> **To do**: Will you write out the data exactly, excluding every picture?

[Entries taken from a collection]
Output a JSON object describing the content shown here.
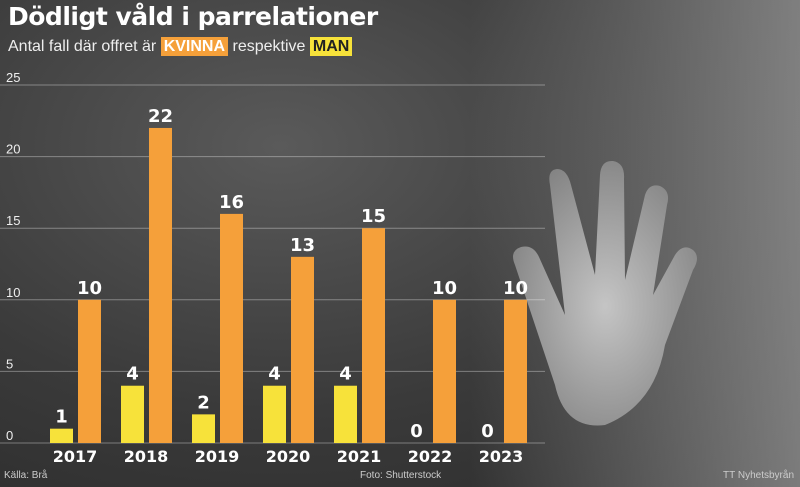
{
  "title": "Dödligt våld i parrelationer",
  "subtitle": {
    "prefix": "Antal fall där offret är",
    "woman": "KVINNA",
    "middle": "respektive",
    "man": "MAN"
  },
  "footer": {
    "source": "Källa: Brå",
    "photo": "Foto: Shutterstock",
    "agency": "TT Nyhetsbyrån"
  },
  "colors": {
    "woman": "#f5a03a",
    "man": "#f7e23a"
  },
  "chart_data": {
    "type": "bar",
    "categories": [
      "2017",
      "2018",
      "2019",
      "2020",
      "2021",
      "2022",
      "2023"
    ],
    "series": [
      {
        "name": "MAN",
        "values": [
          1,
          4,
          2,
          4,
          4,
          0,
          0
        ]
      },
      {
        "name": "KVINNA",
        "values": [
          10,
          22,
          16,
          13,
          15,
          10,
          10
        ]
      }
    ],
    "yticks": [
      "0",
      "5",
      "10",
      "15",
      "20",
      "25"
    ],
    "ylim": [
      0,
      25
    ],
    "grid": true,
    "title": "Dödligt våld i parrelationer"
  }
}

> **Task solution**:
Output a JSON object describing the content shown here.
{
  "title": "Dödligt våld i parrelationer",
  "subtitle": {
    "prefix": "Antal fall där offret är",
    "woman": "KVINNA",
    "middle": "respektive",
    "man": "MAN"
  },
  "footer": {
    "source": "Källa: Brå",
    "photo": "Foto: Shutterstock",
    "agency": "TT Nyhetsbyrån"
  },
  "colors": {
    "woman": "#f5a03a",
    "man": "#f7e23a"
  },
  "chart_data": {
    "type": "bar",
    "categories": [
      "2017",
      "2018",
      "2019",
      "2020",
      "2021",
      "2022",
      "2023"
    ],
    "series": [
      {
        "name": "MAN",
        "values": [
          1,
          4,
          2,
          4,
          4,
          0,
          0
        ]
      },
      {
        "name": "KVINNA",
        "values": [
          10,
          22,
          16,
          13,
          15,
          10,
          10
        ]
      }
    ],
    "yticks": [
      "0",
      "5",
      "10",
      "15",
      "20",
      "25"
    ],
    "ylim": [
      0,
      25
    ],
    "grid": true,
    "title": "Dödligt våld i parrelationer"
  }
}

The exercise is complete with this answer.